**Your objective:** Pull every line of the data below into your answer word for word, leaving out the pictures.
===== Records for processing =====
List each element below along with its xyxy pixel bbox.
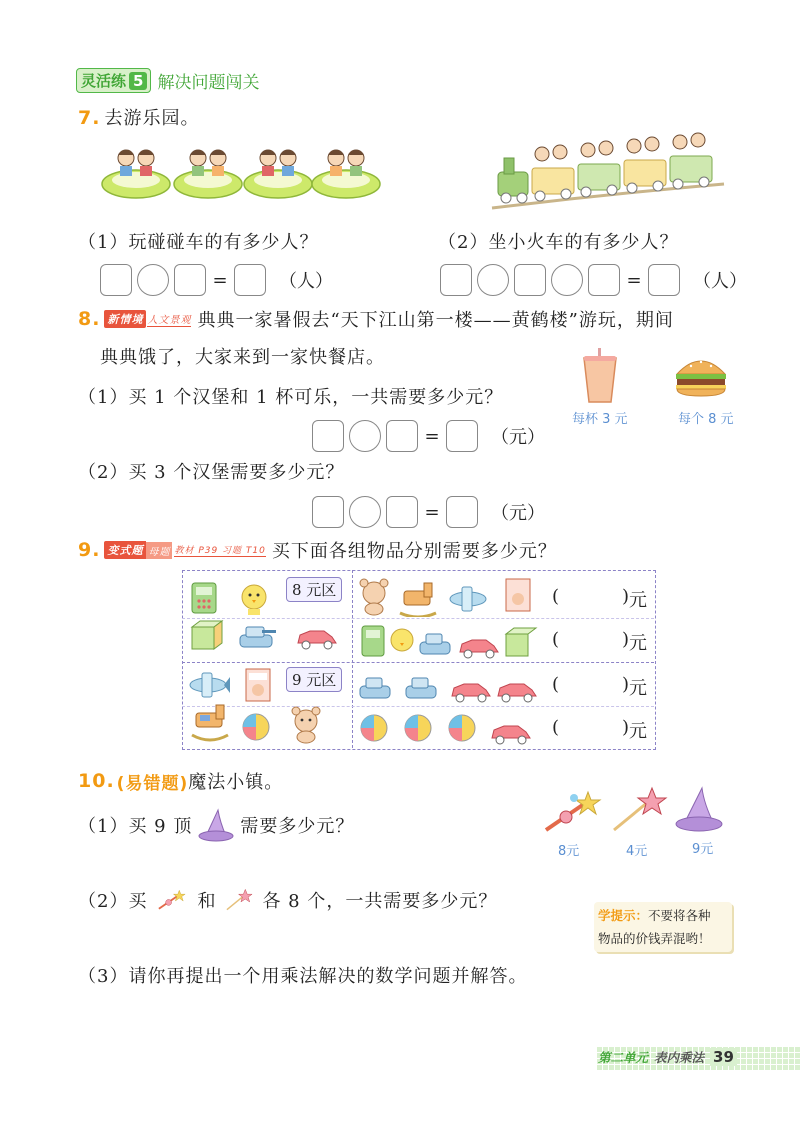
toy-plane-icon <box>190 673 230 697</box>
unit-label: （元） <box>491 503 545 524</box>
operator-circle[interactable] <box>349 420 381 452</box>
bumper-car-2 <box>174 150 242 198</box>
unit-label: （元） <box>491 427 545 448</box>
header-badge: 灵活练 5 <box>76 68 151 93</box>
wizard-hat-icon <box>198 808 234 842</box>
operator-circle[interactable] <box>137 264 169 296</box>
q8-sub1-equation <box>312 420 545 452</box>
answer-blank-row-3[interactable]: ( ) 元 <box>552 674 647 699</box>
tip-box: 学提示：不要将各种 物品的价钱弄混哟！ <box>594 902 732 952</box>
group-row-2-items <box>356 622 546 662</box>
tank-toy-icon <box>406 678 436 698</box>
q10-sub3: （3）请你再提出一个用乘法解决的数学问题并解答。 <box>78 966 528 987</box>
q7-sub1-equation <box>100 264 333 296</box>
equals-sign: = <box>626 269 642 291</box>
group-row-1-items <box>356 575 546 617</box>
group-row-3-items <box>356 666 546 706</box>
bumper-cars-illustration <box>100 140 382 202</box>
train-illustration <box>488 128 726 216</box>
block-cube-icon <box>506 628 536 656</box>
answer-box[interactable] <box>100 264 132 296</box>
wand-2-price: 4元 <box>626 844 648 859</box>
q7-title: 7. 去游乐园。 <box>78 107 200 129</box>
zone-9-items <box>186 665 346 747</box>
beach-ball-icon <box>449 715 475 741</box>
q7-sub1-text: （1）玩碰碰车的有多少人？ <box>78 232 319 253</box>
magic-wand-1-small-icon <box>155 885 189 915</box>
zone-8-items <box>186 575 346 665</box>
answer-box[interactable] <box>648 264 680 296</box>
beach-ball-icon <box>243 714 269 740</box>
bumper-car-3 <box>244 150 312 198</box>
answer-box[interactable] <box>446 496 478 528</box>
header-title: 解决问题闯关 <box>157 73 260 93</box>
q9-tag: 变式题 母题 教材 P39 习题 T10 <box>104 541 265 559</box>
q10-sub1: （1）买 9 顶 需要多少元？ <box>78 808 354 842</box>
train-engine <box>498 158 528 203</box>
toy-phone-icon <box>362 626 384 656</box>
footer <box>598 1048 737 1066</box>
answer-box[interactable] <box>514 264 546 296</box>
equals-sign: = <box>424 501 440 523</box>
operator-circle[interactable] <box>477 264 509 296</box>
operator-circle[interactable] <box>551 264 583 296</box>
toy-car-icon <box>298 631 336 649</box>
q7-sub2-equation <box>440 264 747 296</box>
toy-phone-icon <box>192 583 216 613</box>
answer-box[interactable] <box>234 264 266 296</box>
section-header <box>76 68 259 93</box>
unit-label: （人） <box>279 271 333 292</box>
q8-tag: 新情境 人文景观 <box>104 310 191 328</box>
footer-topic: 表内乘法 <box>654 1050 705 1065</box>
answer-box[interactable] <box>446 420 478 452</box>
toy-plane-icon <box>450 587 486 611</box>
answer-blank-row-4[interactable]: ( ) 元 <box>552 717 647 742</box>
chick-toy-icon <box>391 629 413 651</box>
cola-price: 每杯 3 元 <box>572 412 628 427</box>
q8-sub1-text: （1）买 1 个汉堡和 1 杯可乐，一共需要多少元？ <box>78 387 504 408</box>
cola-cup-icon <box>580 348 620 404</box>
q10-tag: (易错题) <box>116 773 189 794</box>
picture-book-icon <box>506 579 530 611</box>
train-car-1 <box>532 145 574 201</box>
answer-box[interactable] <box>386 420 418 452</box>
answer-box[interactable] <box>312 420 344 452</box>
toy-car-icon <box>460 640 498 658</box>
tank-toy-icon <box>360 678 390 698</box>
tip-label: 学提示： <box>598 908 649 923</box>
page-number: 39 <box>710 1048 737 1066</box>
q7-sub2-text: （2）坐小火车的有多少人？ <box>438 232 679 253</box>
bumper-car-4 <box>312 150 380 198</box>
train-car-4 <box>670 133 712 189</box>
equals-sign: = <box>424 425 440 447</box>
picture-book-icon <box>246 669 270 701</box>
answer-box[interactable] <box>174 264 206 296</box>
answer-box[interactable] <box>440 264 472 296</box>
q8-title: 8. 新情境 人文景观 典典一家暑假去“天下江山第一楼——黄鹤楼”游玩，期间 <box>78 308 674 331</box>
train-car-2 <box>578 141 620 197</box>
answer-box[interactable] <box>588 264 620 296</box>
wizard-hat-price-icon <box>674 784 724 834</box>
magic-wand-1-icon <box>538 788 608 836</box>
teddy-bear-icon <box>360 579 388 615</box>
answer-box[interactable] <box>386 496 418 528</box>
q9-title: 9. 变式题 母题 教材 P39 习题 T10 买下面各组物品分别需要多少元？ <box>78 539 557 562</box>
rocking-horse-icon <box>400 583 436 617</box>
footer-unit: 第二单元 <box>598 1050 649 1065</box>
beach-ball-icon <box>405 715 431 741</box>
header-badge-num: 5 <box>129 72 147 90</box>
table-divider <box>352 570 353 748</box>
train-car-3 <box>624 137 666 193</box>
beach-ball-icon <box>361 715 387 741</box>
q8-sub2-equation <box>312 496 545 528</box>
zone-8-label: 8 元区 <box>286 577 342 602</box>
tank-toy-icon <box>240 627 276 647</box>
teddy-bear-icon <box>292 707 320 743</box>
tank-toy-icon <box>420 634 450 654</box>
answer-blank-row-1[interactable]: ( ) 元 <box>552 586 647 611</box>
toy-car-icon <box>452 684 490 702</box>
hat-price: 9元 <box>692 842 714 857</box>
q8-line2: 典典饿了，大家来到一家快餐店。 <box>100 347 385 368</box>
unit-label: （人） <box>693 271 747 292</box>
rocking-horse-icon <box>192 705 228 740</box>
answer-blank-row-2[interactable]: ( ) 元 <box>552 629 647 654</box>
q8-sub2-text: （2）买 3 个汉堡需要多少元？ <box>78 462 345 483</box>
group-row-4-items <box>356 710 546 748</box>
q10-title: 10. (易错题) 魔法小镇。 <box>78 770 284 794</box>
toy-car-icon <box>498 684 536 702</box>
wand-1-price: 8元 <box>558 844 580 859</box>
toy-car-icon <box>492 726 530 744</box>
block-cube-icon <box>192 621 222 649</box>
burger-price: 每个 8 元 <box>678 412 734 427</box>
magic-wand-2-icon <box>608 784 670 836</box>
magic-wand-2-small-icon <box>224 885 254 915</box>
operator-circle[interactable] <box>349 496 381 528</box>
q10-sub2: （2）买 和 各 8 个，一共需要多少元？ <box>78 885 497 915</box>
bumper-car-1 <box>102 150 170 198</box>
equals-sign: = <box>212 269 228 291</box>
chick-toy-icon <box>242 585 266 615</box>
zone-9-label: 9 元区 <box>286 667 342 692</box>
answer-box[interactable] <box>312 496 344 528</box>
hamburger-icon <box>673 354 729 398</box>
=====
**Answer:**
List each element below along with its xyxy pixel bbox.
toy-plane-icon <box>190 673 230 697</box>
unit-label: （元） <box>491 503 545 524</box>
operator-circle[interactable] <box>349 420 381 452</box>
bumper-car-2 <box>174 150 242 198</box>
unit-label: （元） <box>491 427 545 448</box>
header-badge: 灵活练 5 <box>76 68 151 93</box>
wizard-hat-icon <box>198 808 234 842</box>
operator-circle[interactable] <box>137 264 169 296</box>
q8-sub1-equation <box>312 420 545 452</box>
answer-blank-row-3[interactable]: ( ) 元 <box>552 674 647 699</box>
tip-box: 学提示：不要将各种 物品的价钱弄混哟！ <box>594 902 732 952</box>
group-row-2-items <box>356 622 546 662</box>
tank-toy-icon <box>406 678 436 698</box>
q10-sub3: （3）请你再提出一个用乘法解决的数学问题并解答。 <box>78 966 528 987</box>
q7-sub1-equation <box>100 264 333 296</box>
equals-sign: = <box>626 269 642 291</box>
group-row-1-items <box>356 575 546 617</box>
group-row-3-items <box>356 666 546 706</box>
bumper-cars-illustration <box>100 140 382 202</box>
train-illustration <box>488 128 726 216</box>
block-cube-icon <box>506 628 536 656</box>
answer-box[interactable] <box>100 264 132 296</box>
wand-2-price: 4元 <box>626 844 648 859</box>
q7-title: 7. 去游乐园。 <box>78 107 200 129</box>
zone-9-items <box>186 665 346 747</box>
beach-ball-icon <box>449 715 475 741</box>
q7-sub1-text: （1）玩碰碰车的有多少人？ <box>78 232 319 253</box>
magic-wand-1-small-icon <box>155 885 189 915</box>
zone-8-items <box>186 575 346 665</box>
answer-box[interactable] <box>648 264 680 296</box>
beach-ball-icon <box>243 714 269 740</box>
bumper-car-3 <box>244 150 312 198</box>
answer-box[interactable] <box>446 496 478 528</box>
header-title: 解决问题闯关 <box>157 73 260 93</box>
q9-tag: 变式题 母题 教材 P39 习题 T10 <box>104 541 265 559</box>
q10-sub1: （1）买 9 顶 需要多少元？ <box>78 808 354 842</box>
train-engine <box>498 158 528 203</box>
toy-phone-icon <box>362 626 384 656</box>
footer <box>598 1048 737 1066</box>
answer-box[interactable] <box>514 264 546 296</box>
equals-sign: = <box>424 501 440 523</box>
operator-circle[interactable] <box>477 264 509 296</box>
operator-circle[interactable] <box>551 264 583 296</box>
toy-car-icon <box>298 631 336 649</box>
q7-sub2-equation <box>440 264 747 296</box>
toy-phone-icon <box>192 583 216 613</box>
answer-box[interactable] <box>234 264 266 296</box>
section-header <box>76 68 259 93</box>
unit-label: （人） <box>279 271 333 292</box>
q8-tag: 新情境 人文景观 <box>104 310 191 328</box>
footer-topic: 表内乘法 <box>654 1050 705 1065</box>
answer-box[interactable] <box>446 420 478 452</box>
toy-plane-icon <box>450 587 486 611</box>
answer-blank-row-4[interactable]: ( ) 元 <box>552 717 647 742</box>
chick-toy-icon <box>391 629 413 651</box>
cola-price: 每杯 3 元 <box>572 412 628 427</box>
q8-sub1-text: （1）买 1 个汉堡和 1 杯可乐，一共需要多少元？ <box>78 387 504 408</box>
cola-cup-icon <box>580 348 620 404</box>
q10-tag: (易错题) <box>116 773 189 794</box>
picture-book-icon <box>506 579 530 611</box>
train-car-1 <box>532 145 574 201</box>
answer-box[interactable] <box>386 420 418 452</box>
answer-box[interactable] <box>312 420 344 452</box>
toy-car-icon <box>460 640 498 658</box>
tank-toy-icon <box>360 678 390 698</box>
tip-label: 学提示： <box>598 908 649 923</box>
page-number: 39 <box>710 1048 737 1066</box>
q7-sub2-text: （2）坐小火车的有多少人？ <box>438 232 679 253</box>
bumper-car-4 <box>312 150 380 198</box>
train-car-4 <box>670 133 712 189</box>
equals-sign: = <box>424 425 440 447</box>
picture-book-icon <box>246 669 270 701</box>
answer-box[interactable] <box>174 264 206 296</box>
answer-box[interactable] <box>440 264 472 296</box>
q8-title: 8. 新情境 人文景观 典典一家暑假去“天下江山第一楼——黄鹤楼”游玩，期间 <box>78 308 674 331</box>
train-car-2 <box>578 141 620 197</box>
answer-box[interactable] <box>588 264 620 296</box>
wizard-hat-price-icon <box>674 784 724 834</box>
magic-wand-1-icon <box>538 788 608 836</box>
teddy-bear-icon <box>360 579 388 615</box>
answer-box[interactable] <box>386 496 418 528</box>
q9-title: 9. 变式题 母题 教材 P39 习题 T10 买下面各组物品分别需要多少元？ <box>78 539 557 562</box>
rocking-horse-icon <box>400 583 436 617</box>
footer-unit: 第二单元 <box>598 1050 649 1065</box>
beach-ball-icon <box>405 715 431 741</box>
header-badge-num: 5 <box>129 72 147 90</box>
table-divider <box>352 570 353 748</box>
train-car-3 <box>624 137 666 193</box>
beach-ball-icon <box>361 715 387 741</box>
q8-sub2-equation <box>312 496 545 528</box>
zone-8-label: 8 元区 <box>286 577 342 602</box>
tank-toy-icon <box>240 627 276 647</box>
teddy-bear-icon <box>292 707 320 743</box>
tank-toy-icon <box>420 634 450 654</box>
answer-blank-row-1[interactable]: ( ) 元 <box>552 586 647 611</box>
toy-car-icon <box>452 684 490 702</box>
hat-price: 9元 <box>692 842 714 857</box>
q8-line2: 典典饿了，大家来到一家快餐店。 <box>100 347 385 368</box>
unit-label: （人） <box>693 271 747 292</box>
rocking-horse-icon <box>192 705 228 740</box>
answer-blank-row-2[interactable]: ( ) 元 <box>552 629 647 654</box>
q8-sub2-text: （2）买 3 个汉堡需要多少元？ <box>78 462 345 483</box>
group-row-4-items <box>356 710 546 748</box>
q10-title: 10. (易错题) 魔法小镇。 <box>78 770 284 794</box>
toy-car-icon <box>498 684 536 702</box>
wand-1-price: 8元 <box>558 844 580 859</box>
toy-car-icon <box>492 726 530 744</box>
block-cube-icon <box>192 621 222 649</box>
burger-price: 每个 8 元 <box>678 412 734 427</box>
magic-wand-2-icon <box>608 784 670 836</box>
magic-wand-2-small-icon <box>224 885 254 915</box>
operator-circle[interactable] <box>349 496 381 528</box>
q10-sub2: （2）买 和 各 8 个，一共需要多少元？ <box>78 885 497 915</box>
bumper-car-1 <box>102 150 170 198</box>
equals-sign: = <box>212 269 228 291</box>
chick-toy-icon <box>242 585 266 615</box>
zone-9-label: 9 元区 <box>286 667 342 692</box>
answer-box[interactable] <box>312 496 344 528</box>
hamburger-icon <box>673 354 729 398</box>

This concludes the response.